__To be done__: Copy out each line containing "left" from the entries below.

__Data excerpts__:
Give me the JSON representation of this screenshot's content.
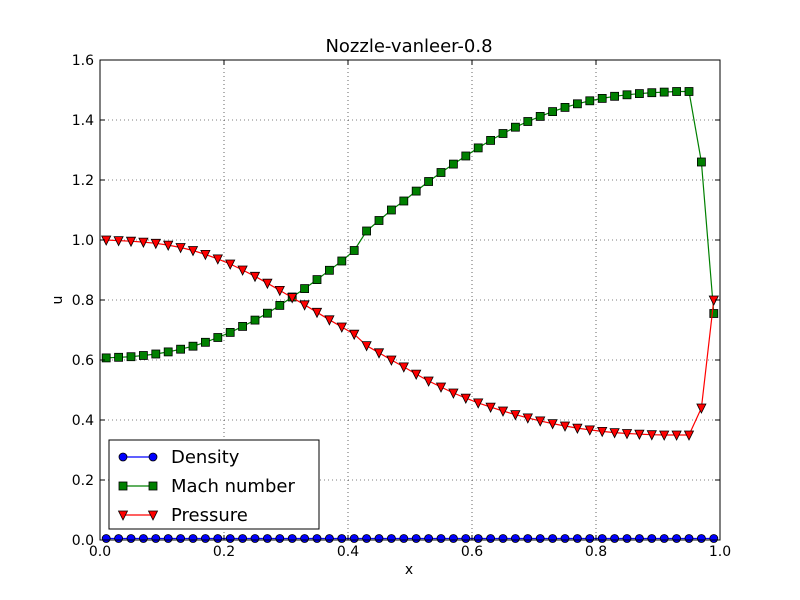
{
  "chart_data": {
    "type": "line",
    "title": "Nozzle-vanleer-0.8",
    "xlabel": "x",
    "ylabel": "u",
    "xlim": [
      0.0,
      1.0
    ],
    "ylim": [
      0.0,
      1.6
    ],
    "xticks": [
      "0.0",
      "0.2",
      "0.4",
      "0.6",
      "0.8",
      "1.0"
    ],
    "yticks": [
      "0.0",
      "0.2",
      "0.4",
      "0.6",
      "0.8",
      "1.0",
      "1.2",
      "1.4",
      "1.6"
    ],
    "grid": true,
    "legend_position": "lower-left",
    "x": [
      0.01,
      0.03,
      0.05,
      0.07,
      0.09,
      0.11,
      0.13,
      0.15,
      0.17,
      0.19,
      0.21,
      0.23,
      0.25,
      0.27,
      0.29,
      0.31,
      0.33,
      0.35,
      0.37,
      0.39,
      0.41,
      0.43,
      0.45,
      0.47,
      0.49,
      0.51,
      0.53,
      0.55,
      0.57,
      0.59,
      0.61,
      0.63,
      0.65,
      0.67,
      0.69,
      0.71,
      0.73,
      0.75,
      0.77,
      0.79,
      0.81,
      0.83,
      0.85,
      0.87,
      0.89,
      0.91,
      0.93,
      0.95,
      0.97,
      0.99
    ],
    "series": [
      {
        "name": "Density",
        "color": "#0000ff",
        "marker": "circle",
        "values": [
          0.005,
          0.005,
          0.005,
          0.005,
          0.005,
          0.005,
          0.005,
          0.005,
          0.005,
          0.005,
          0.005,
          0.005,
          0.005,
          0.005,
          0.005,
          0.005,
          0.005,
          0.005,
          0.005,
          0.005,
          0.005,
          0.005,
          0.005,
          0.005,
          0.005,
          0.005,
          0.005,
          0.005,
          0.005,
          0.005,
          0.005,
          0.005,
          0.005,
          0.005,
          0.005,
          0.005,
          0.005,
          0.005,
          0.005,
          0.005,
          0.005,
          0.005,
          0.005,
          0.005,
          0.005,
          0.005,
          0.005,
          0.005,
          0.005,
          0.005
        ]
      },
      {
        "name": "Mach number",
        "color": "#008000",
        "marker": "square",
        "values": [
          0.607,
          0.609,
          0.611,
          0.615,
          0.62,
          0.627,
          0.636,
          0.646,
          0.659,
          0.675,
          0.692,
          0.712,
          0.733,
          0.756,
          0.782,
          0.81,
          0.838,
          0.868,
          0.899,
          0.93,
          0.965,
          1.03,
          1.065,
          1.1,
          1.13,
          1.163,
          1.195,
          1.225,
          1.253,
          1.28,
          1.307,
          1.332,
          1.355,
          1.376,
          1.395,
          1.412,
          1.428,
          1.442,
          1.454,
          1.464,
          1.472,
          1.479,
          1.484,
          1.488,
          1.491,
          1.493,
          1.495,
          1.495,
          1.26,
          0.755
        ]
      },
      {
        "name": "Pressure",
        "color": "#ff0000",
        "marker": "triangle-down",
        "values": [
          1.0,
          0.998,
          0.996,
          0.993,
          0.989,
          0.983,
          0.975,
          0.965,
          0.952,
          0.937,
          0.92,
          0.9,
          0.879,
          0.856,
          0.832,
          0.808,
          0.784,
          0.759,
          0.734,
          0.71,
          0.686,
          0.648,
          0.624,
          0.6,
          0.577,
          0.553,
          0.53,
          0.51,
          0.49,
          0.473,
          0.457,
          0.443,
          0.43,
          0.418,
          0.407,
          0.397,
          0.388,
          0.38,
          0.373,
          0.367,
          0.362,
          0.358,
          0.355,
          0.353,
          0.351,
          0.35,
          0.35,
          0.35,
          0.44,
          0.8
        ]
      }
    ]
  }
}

* * *

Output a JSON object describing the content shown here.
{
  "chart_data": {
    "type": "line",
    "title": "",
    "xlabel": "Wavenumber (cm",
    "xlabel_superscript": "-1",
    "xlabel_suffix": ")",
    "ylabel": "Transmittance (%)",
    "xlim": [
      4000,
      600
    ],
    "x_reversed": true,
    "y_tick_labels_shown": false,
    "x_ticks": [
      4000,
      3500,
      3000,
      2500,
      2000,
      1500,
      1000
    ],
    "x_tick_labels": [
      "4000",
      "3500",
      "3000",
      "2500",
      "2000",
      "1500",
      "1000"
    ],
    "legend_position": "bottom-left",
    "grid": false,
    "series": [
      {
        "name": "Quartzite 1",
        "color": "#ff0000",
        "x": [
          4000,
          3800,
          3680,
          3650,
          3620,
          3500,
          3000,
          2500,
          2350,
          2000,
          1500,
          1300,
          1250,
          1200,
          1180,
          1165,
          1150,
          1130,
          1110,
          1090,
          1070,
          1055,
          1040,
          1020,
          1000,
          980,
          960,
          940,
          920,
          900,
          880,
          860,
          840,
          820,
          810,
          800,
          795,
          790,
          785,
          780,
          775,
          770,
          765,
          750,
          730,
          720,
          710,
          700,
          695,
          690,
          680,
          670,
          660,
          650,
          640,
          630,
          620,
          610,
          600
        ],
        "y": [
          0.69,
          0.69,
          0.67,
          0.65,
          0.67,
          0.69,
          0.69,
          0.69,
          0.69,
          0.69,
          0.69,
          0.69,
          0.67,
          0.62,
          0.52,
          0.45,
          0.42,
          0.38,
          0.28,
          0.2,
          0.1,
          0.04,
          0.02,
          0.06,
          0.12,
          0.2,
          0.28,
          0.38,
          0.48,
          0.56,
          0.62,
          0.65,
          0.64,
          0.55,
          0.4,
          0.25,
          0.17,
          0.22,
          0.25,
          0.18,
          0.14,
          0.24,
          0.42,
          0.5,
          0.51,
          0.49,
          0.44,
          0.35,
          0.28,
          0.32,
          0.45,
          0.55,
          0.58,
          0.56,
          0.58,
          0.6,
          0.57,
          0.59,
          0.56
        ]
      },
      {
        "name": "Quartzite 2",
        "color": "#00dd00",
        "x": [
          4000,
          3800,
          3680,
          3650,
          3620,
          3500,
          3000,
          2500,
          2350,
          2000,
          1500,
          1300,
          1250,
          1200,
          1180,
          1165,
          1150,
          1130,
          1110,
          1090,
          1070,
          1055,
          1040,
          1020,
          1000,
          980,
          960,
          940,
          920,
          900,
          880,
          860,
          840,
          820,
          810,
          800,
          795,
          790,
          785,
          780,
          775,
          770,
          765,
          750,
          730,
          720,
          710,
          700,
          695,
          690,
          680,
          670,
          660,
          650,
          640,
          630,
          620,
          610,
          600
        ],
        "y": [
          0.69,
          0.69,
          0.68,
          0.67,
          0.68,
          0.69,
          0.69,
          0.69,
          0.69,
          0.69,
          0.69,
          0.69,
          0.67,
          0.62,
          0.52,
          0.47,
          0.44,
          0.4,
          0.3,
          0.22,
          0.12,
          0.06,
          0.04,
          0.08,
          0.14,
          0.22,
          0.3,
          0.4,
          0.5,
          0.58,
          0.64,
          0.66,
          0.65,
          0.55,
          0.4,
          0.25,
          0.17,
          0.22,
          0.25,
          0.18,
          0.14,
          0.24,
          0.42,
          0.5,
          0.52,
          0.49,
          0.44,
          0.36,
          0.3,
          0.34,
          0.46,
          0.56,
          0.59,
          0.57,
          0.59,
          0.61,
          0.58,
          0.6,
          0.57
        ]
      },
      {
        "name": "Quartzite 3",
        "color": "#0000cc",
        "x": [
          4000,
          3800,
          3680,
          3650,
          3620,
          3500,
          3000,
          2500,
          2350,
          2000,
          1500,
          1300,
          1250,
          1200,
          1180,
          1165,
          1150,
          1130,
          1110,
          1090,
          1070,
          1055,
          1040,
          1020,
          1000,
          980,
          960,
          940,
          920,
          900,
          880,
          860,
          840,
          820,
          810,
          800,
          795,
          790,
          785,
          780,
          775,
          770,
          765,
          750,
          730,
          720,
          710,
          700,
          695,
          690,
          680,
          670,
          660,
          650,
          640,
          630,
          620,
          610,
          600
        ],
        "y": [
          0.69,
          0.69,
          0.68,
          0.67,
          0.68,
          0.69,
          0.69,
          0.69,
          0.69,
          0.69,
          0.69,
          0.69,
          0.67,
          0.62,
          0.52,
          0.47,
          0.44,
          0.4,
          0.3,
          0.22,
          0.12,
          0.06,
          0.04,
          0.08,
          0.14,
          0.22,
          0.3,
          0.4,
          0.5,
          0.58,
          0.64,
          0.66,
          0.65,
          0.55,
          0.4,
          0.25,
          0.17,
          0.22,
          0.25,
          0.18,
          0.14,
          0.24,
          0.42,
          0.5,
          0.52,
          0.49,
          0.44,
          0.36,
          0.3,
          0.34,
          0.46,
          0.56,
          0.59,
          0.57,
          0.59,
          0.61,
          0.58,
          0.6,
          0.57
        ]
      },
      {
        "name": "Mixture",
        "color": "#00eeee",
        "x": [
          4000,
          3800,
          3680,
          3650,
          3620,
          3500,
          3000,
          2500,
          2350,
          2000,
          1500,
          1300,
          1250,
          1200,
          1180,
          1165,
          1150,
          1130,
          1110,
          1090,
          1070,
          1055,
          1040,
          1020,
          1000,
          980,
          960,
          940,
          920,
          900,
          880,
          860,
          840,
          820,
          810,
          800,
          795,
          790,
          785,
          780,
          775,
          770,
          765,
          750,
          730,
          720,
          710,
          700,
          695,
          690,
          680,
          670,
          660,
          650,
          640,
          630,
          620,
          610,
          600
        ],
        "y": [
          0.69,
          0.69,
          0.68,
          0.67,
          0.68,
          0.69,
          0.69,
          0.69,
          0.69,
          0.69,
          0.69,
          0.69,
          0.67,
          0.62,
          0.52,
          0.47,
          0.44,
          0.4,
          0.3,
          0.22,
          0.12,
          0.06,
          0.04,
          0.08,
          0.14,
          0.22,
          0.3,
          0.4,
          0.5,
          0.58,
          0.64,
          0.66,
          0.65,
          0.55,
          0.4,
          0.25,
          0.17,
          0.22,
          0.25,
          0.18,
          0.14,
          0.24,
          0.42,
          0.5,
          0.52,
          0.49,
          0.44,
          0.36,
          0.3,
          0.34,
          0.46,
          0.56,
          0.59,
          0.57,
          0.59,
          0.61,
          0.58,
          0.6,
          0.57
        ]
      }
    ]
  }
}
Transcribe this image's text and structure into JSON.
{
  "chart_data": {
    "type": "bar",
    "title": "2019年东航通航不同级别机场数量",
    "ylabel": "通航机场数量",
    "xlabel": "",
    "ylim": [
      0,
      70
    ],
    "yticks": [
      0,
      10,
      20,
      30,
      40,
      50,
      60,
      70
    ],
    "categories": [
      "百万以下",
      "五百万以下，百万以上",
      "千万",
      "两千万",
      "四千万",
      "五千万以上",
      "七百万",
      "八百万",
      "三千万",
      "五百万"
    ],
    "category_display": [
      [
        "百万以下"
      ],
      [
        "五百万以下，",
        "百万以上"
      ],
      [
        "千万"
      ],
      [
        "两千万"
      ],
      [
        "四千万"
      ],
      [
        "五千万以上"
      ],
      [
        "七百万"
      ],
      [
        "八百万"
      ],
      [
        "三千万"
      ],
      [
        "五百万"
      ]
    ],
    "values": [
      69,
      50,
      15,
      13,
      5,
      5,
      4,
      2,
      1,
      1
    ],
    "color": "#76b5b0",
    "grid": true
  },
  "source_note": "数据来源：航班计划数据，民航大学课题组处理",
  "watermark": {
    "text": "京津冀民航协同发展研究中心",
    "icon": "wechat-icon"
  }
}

__Exercise result__:
    "legend_position": "lower-left",
    "legend_position": "bottom-left",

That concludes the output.